*The request*: In your copy, reproduce the entries exactly as they are, minus the images.

*Material provided*:
________________________________________
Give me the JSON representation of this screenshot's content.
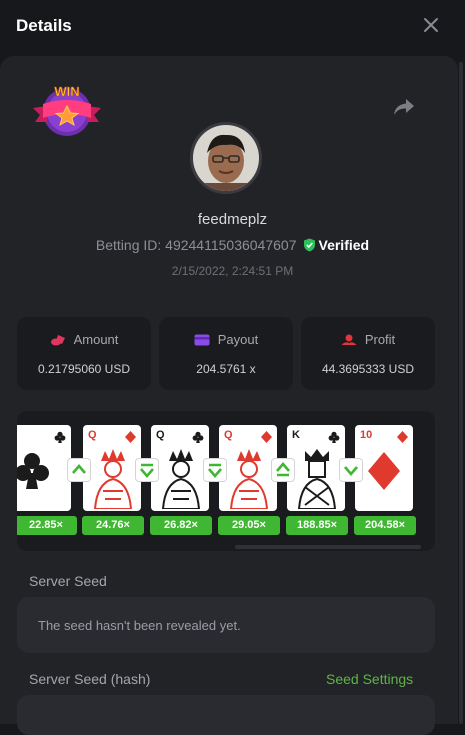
{
  "header": {
    "title": "Details"
  },
  "win_badge": {
    "text": "WIN"
  },
  "profile": {
    "username": "feedmeplz",
    "betting_id_label": "Betting ID: 49244115036047607",
    "verified_label": "Verified",
    "date": "2/15/2022, 2:24:51 PM"
  },
  "stats": {
    "amount": {
      "label": "Amount",
      "value": "0.21795060 USD"
    },
    "payout": {
      "label": "Payout",
      "value": "204.5761 x"
    },
    "profit": {
      "label": "Profit",
      "value": "44.3695333 USD"
    }
  },
  "cards": [
    {
      "rank": "",
      "suit": "club",
      "multiplier": "22.85×"
    },
    {
      "rank": "Q",
      "suit": "diamond",
      "multiplier": "24.76×"
    },
    {
      "rank": "Q",
      "suit": "club",
      "multiplier": "26.82×"
    },
    {
      "rank": "Q",
      "suit": "diamond",
      "multiplier": "29.05×"
    },
    {
      "rank": "K",
      "suit": "club",
      "multiplier": "188.85×"
    },
    {
      "rank": "10",
      "suit": "diamond",
      "multiplier": "204.58×"
    }
  ],
  "guesses": [
    "higher",
    "lower",
    "lower",
    "higher-or-same",
    "lower"
  ],
  "server_seed": {
    "label": "Server Seed",
    "placeholder": "The seed hasn't been revealed yet."
  },
  "server_seed_hash": {
    "label": "Server Seed (hash)",
    "settings_link": "Seed Settings"
  },
  "colors": {
    "accent_green": "#3fb732",
    "link_green": "#5db548",
    "verified_green": "#2ec15a",
    "red_suit": "#e03a2e",
    "panel": "#222327"
  },
  "icons": {
    "close": "close-icon",
    "share": "share-icon",
    "verified": "shield-check-icon",
    "amount": "coins-icon",
    "payout": "wallet-icon",
    "profit": "profit-icon"
  }
}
________________________________________
*Completed exercise*:
Give me the JSON representation of this screenshot's content.
{
  "header": {
    "title": "Details"
  },
  "win_badge": {
    "text": "WIN"
  },
  "profile": {
    "username": "feedmeplz",
    "betting_id_label": "Betting ID: 49244115036047607",
    "verified_label": "Verified",
    "date": "2/15/2022, 2:24:51 PM"
  },
  "stats": {
    "amount": {
      "label": "Amount",
      "value": "0.21795060 USD"
    },
    "payout": {
      "label": "Payout",
      "value": "204.5761 x"
    },
    "profit": {
      "label": "Profit",
      "value": "44.3695333 USD"
    }
  },
  "cards": [
    {
      "rank": "",
      "suit": "club",
      "multiplier": "22.85×"
    },
    {
      "rank": "Q",
      "suit": "diamond",
      "multiplier": "24.76×"
    },
    {
      "rank": "Q",
      "suit": "club",
      "multiplier": "26.82×"
    },
    {
      "rank": "Q",
      "suit": "diamond",
      "multiplier": "29.05×"
    },
    {
      "rank": "K",
      "suit": "club",
      "multiplier": "188.85×"
    },
    {
      "rank": "10",
      "suit": "diamond",
      "multiplier": "204.58×"
    }
  ],
  "guesses": [
    "higher",
    "lower",
    "lower",
    "higher-or-same",
    "lower"
  ],
  "server_seed": {
    "label": "Server Seed",
    "placeholder": "The seed hasn't been revealed yet."
  },
  "server_seed_hash": {
    "label": "Server Seed (hash)",
    "settings_link": "Seed Settings"
  },
  "colors": {
    "accent_green": "#3fb732",
    "link_green": "#5db548",
    "verified_green": "#2ec15a",
    "red_suit": "#e03a2e",
    "panel": "#222327"
  },
  "icons": {
    "close": "close-icon",
    "share": "share-icon",
    "verified": "shield-check-icon",
    "amount": "coins-icon",
    "payout": "wallet-icon",
    "profit": "profit-icon"
  }
}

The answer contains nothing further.